WHAT TO DO - Could you copy every line from the material below in which "выбирается" appears?

RECORDS SHOWN -
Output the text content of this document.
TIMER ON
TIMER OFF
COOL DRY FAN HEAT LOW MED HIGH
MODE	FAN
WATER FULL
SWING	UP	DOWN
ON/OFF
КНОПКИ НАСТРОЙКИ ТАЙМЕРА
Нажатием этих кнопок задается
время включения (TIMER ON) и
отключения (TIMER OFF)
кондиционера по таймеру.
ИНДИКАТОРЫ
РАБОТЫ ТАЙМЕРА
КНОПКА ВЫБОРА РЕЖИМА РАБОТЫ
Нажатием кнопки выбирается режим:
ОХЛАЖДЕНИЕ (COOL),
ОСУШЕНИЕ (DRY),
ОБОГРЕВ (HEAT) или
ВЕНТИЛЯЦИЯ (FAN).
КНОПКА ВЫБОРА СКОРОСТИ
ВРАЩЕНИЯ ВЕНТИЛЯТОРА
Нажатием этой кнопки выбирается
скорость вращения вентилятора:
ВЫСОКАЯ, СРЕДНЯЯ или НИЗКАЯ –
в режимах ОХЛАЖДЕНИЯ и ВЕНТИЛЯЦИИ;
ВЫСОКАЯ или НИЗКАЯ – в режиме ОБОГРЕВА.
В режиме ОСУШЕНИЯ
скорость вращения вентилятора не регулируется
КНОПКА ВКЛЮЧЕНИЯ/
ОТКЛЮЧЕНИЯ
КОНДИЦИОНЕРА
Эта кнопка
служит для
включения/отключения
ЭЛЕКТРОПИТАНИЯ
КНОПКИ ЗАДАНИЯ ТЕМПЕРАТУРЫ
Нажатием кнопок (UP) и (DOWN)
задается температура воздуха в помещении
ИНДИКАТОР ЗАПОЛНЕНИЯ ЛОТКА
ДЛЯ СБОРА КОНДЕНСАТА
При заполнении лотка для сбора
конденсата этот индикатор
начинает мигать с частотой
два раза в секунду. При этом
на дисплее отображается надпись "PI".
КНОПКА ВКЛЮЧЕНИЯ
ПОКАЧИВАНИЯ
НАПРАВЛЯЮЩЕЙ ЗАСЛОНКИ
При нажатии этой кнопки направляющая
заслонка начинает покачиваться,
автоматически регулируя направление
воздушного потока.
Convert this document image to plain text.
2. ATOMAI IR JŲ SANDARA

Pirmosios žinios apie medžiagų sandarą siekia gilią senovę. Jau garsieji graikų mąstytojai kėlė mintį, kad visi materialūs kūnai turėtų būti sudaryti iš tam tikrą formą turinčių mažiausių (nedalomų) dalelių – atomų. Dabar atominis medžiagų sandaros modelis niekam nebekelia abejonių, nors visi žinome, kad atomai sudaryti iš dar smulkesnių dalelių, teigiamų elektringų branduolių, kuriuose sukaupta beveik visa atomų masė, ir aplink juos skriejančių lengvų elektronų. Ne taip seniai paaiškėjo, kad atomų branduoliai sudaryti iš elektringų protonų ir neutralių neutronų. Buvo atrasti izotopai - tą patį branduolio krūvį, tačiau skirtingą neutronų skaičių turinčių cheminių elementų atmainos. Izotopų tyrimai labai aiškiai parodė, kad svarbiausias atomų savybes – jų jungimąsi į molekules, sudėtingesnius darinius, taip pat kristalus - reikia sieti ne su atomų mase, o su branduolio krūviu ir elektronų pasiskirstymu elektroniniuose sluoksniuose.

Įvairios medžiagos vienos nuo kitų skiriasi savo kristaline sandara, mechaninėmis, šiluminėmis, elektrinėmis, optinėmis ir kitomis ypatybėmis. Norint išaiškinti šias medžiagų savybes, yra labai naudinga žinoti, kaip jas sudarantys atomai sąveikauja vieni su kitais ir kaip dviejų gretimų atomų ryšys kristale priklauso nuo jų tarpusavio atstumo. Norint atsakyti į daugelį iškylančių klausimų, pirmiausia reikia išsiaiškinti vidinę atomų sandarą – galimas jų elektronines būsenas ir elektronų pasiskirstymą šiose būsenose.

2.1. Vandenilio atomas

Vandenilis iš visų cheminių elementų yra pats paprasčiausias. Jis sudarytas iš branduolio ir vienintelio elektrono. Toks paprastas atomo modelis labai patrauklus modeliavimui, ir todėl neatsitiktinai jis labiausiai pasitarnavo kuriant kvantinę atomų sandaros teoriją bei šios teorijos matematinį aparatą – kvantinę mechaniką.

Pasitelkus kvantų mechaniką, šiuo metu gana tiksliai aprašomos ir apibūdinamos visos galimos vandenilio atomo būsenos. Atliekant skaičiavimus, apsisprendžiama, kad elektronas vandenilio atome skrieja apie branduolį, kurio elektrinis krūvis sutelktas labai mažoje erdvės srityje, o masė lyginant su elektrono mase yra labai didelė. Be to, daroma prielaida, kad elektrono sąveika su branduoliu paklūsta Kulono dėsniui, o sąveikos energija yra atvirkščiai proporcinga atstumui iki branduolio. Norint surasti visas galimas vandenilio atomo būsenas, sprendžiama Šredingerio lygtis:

SOLUTION TO THIS PROBLEM -
Нажатием кнопки выбирается режим:
Нажатием этой кнопки выбирается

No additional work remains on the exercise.